-- Data for this exercise --
****

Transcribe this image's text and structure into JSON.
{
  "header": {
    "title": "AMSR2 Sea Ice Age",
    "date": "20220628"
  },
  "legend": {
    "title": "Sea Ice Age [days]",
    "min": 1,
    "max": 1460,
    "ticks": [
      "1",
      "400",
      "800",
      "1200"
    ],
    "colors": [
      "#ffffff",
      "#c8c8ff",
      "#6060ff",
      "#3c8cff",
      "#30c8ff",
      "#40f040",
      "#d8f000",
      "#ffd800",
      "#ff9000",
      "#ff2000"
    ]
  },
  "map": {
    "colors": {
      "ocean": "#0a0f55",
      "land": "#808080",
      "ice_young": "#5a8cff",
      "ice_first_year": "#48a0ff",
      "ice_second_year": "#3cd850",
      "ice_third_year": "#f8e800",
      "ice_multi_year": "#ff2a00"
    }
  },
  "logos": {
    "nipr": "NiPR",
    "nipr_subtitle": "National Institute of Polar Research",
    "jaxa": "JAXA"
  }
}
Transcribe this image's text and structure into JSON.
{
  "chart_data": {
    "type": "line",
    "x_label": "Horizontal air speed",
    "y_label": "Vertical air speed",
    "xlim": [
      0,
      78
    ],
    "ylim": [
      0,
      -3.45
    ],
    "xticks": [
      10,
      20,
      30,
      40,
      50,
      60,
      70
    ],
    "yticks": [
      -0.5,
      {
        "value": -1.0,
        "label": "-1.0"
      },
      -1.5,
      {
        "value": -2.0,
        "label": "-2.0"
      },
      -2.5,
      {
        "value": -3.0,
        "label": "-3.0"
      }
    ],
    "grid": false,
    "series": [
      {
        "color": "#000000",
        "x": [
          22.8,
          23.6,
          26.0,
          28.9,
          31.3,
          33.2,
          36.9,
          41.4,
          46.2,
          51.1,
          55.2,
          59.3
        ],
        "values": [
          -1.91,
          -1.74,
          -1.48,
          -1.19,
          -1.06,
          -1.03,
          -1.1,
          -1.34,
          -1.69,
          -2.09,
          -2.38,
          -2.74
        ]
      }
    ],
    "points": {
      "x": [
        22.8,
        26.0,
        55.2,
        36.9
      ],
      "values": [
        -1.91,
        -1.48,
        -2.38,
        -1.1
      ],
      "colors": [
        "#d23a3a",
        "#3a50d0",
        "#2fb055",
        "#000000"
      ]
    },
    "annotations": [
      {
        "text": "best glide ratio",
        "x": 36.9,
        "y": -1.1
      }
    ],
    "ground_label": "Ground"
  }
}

****

-- Set task --
Copy all of the data exactly.

-- Task solution --
Transcribe this image's text and structure into JSON.
{
  "header": {
    "title": "AMSR2 Sea Ice Age",
    "date": "20220628"
  },
  "legend": {
    "title": "Sea Ice Age [days]",
    "min": 1,
    "max": 1460,
    "ticks": [
      "1",
      "400",
      "800",
      "1200"
    ],
    "colors": [
      "#ffffff",
      "#c8c8ff",
      "#6060ff",
      "#3c8cff",
      "#30c8ff",
      "#40f040",
      "#d8f000",
      "#ffd800",
      "#ff9000",
      "#ff2000"
    ]
  },
  "map": {
    "colors": {
      "ocean": "#0a0f55",
      "land": "#808080",
      "ice_young": "#5a8cff",
      "ice_first_year": "#48a0ff",
      "ice_second_year": "#3cd850",
      "ice_third_year": "#f8e800",
      "ice_multi_year": "#ff2a00"
    }
  },
  "logos": {
    "nipr": "NiPR",
    "nipr_subtitle": "National Institute of Polar Research",
    "jaxa": "JAXA"
  }
}
Transcribe this image's text and structure into JSON.
{
  "chart_data": {
    "type": "line",
    "x_label": "Horizontal air speed",
    "y_label": "Vertical air speed",
    "xlim": [
      0,
      78
    ],
    "ylim": [
      0,
      -3.45
    ],
    "xticks": [
      10,
      20,
      30,
      40,
      50,
      60,
      70
    ],
    "yticks": [
      -0.5,
      {
        "value": -1.0,
        "label": "-1.0"
      },
      -1.5,
      {
        "value": -2.0,
        "label": "-2.0"
      },
      -2.5,
      {
        "value": -3.0,
        "label": "-3.0"
      }
    ],
    "grid": false,
    "series": [
      {
        "color": "#000000",
        "x": [
          22.8,
          23.6,
          26.0,
          28.9,
          31.3,
          33.2,
          36.9,
          41.4,
          46.2,
          51.1,
          55.2,
          59.3
        ],
        "values": [
          -1.91,
          -1.74,
          -1.48,
          -1.19,
          -1.06,
          -1.03,
          -1.1,
          -1.34,
          -1.69,
          -2.09,
          -2.38,
          -2.74
        ]
      }
    ],
    "points": {
      "x": [
        22.8,
        26.0,
        55.2,
        36.9
      ],
      "values": [
        -1.91,
        -1.48,
        -2.38,
        -1.1
      ],
      "colors": [
        "#d23a3a",
        "#3a50d0",
        "#2fb055",
        "#000000"
      ]
    },
    "annotations": [
      {
        "text": "best glide ratio",
        "x": 36.9,
        "y": -1.1
      }
    ],
    "ground_label": "Ground"
  }
}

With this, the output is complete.